**PROBLEM DESCRIPTION:**
Gather the lines that hold the string "Каковы".

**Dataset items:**
◇ ◇ ◇ ◇

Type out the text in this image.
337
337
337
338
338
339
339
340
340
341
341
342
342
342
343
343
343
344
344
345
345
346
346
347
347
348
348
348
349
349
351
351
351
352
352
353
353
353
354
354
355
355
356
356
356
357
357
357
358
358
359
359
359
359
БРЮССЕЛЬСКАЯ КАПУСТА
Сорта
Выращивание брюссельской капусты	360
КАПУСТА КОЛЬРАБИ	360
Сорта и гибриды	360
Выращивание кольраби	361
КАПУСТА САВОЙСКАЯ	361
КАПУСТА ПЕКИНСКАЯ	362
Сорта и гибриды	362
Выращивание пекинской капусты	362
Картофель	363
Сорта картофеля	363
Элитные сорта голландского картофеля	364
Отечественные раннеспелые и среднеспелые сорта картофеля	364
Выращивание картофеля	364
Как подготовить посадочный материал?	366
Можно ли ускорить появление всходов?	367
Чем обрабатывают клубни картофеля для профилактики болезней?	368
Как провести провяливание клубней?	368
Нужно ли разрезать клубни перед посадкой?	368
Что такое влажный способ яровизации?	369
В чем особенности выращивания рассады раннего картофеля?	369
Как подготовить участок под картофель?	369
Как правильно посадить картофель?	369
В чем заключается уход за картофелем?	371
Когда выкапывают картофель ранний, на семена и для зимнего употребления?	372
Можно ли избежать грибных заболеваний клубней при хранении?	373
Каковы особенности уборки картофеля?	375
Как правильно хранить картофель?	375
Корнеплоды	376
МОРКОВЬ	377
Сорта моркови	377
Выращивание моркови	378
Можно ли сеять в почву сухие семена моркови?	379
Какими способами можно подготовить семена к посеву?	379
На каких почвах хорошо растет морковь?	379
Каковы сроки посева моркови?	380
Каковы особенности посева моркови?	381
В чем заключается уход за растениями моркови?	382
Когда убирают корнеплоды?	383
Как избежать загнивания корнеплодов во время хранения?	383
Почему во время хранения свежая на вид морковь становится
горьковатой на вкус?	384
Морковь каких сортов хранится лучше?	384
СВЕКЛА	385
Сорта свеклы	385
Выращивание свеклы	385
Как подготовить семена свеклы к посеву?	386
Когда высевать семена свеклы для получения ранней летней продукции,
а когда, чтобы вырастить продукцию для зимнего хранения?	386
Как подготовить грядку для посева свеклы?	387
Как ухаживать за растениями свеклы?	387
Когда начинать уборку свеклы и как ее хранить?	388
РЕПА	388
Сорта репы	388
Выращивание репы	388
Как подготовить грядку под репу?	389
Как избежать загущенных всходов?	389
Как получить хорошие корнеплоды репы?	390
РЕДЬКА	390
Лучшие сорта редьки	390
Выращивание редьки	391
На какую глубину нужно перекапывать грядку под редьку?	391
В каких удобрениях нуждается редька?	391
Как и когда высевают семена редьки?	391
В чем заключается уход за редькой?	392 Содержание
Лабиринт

◇ ◇ ◇ ◇

**RESULT OF THE TASK:**
Каковы особенности уборки картофеля?	375
Каковы сроки посева моркови?	380
Каковы особенности посева моркови?	381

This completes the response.